**Task prompt:**
Would you repeat the listing exactly but omit every picture?

**Data provided:**
========

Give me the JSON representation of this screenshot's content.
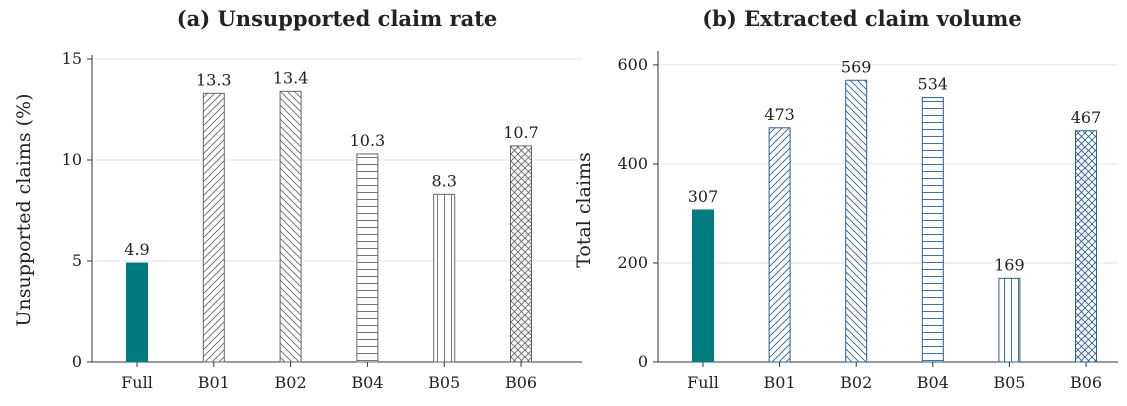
{
  "chart_data": [
    {
      "type": "bar",
      "title": "(a) Unsupported claim rate",
      "xlabel": "",
      "ylabel": "Unsupported claims (%)",
      "categories": [
        "Full",
        "B01",
        "B02",
        "B04",
        "B05",
        "B06"
      ],
      "values": [
        4.9,
        13.3,
        13.4,
        10.3,
        8.3,
        10.7
      ],
      "value_labels": [
        "4.9",
        "13.3",
        "13.4",
        "10.3",
        "8.3",
        "10.7"
      ],
      "yticks": [
        "0",
        "5",
        "10",
        "15"
      ],
      "ylim": [
        0,
        15
      ],
      "grid": "horizontal",
      "bar_styles": [
        "solid",
        "diag-up",
        "diag-down",
        "horizontal-lines",
        "vertical-lines",
        "crosshatch"
      ],
      "colors": {
        "full": "#007b80",
        "hatch": "#666666"
      }
    },
    {
      "type": "bar",
      "title": "(b) Extracted claim volume",
      "xlabel": "",
      "ylabel": "Total claims",
      "categories": [
        "Full",
        "B01",
        "B02",
        "B04",
        "B05",
        "B06"
      ],
      "values": [
        307,
        473,
        569,
        534,
        169,
        467
      ],
      "value_labels": [
        "307",
        "473",
        "569",
        "534",
        "169",
        "467"
      ],
      "yticks": [
        "0",
        "200",
        "400",
        "600"
      ],
      "ylim": [
        0,
        620
      ],
      "grid": "horizontal",
      "bar_styles": [
        "solid",
        "diag-up",
        "diag-down",
        "horizontal-lines",
        "vertical-lines",
        "crosshatch"
      ],
      "colors": {
        "full": "#007b80",
        "hatch": "#2f5f8a"
      }
    }
  ]
}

========

**Answer in full:**
Give me the JSON representation of this screenshot's content.
{
  "chart_data": [
    {
      "type": "bar",
      "title": "(a) Unsupported claim rate",
      "xlabel": "",
      "ylabel": "Unsupported claims (%)",
      "categories": [
        "Full",
        "B01",
        "B02",
        "B04",
        "B05",
        "B06"
      ],
      "values": [
        4.9,
        13.3,
        13.4,
        10.3,
        8.3,
        10.7
      ],
      "value_labels": [
        "4.9",
        "13.3",
        "13.4",
        "10.3",
        "8.3",
        "10.7"
      ],
      "yticks": [
        "0",
        "5",
        "10",
        "15"
      ],
      "ylim": [
        0,
        15
      ],
      "grid": "horizontal",
      "bar_styles": [
        "solid",
        "diag-up",
        "diag-down",
        "horizontal-lines",
        "vertical-lines",
        "crosshatch"
      ],
      "colors": {
        "full": "#007b80",
        "hatch": "#666666"
      }
    },
    {
      "type": "bar",
      "title": "(b) Extracted claim volume",
      "xlabel": "",
      "ylabel": "Total claims",
      "categories": [
        "Full",
        "B01",
        "B02",
        "B04",
        "B05",
        "B06"
      ],
      "values": [
        307,
        473,
        569,
        534,
        169,
        467
      ],
      "value_labels": [
        "307",
        "473",
        "569",
        "534",
        "169",
        "467"
      ],
      "yticks": [
        "0",
        "200",
        "400",
        "600"
      ],
      "ylim": [
        0,
        620
      ],
      "grid": "horizontal",
      "bar_styles": [
        "solid",
        "diag-up",
        "diag-down",
        "horizontal-lines",
        "vertical-lines",
        "crosshatch"
      ],
      "colors": {
        "full": "#007b80",
        "hatch": "#2f5f8a"
      }
    }
  ]
}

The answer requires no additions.